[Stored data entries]
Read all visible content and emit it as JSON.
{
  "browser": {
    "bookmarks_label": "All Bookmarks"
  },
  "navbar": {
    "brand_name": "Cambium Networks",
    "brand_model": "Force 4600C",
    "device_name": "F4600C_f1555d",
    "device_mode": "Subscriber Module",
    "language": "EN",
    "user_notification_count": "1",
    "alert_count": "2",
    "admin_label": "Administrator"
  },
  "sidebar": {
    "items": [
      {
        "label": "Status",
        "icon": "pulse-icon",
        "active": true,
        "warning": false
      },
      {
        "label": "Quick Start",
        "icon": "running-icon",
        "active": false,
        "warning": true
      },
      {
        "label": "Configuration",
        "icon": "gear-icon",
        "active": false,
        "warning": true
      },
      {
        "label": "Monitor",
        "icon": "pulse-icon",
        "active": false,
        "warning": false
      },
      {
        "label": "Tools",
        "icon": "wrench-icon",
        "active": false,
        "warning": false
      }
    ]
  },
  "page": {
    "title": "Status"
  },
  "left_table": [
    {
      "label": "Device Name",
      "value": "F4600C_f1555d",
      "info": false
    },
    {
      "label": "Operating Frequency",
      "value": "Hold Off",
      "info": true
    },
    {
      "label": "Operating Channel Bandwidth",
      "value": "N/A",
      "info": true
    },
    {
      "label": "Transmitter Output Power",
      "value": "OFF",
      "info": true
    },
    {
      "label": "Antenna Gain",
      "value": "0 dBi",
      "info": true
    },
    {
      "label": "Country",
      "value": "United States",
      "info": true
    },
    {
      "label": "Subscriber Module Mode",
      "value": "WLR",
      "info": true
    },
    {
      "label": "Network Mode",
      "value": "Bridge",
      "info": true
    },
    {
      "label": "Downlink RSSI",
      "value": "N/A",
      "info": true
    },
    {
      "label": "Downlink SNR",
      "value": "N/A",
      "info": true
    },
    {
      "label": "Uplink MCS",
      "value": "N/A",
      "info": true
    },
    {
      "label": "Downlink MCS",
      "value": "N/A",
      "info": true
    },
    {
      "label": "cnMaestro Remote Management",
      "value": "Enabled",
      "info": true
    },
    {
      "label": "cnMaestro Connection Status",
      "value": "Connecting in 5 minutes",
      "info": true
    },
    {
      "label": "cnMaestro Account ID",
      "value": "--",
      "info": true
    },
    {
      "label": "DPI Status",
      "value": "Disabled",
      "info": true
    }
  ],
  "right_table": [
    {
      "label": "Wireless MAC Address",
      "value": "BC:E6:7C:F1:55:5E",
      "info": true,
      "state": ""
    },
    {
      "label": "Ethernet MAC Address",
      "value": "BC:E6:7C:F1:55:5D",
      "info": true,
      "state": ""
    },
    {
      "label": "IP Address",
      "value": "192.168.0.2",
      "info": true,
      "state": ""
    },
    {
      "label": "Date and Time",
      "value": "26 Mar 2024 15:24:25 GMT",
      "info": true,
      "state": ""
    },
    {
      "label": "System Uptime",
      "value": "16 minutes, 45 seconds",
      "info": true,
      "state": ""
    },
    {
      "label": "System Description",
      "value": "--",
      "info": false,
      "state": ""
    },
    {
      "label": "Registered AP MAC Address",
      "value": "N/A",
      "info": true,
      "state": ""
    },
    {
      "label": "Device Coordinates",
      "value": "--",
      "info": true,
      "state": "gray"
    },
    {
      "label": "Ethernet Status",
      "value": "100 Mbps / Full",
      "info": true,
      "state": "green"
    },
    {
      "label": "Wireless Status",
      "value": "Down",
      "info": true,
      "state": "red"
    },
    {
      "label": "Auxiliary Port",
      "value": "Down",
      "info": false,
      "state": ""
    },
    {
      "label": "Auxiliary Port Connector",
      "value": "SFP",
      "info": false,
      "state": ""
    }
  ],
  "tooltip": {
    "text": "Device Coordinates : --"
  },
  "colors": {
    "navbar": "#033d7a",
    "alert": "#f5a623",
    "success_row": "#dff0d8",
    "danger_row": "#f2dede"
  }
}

=== WRITTEN REQUEST ===
Read through the entries and copy each line in which "Subscriber" appears.

=== EXERCISE SOLUTION ===
    "device_mode": "Subscriber Module",
      "label": "Subscriber Module Mode",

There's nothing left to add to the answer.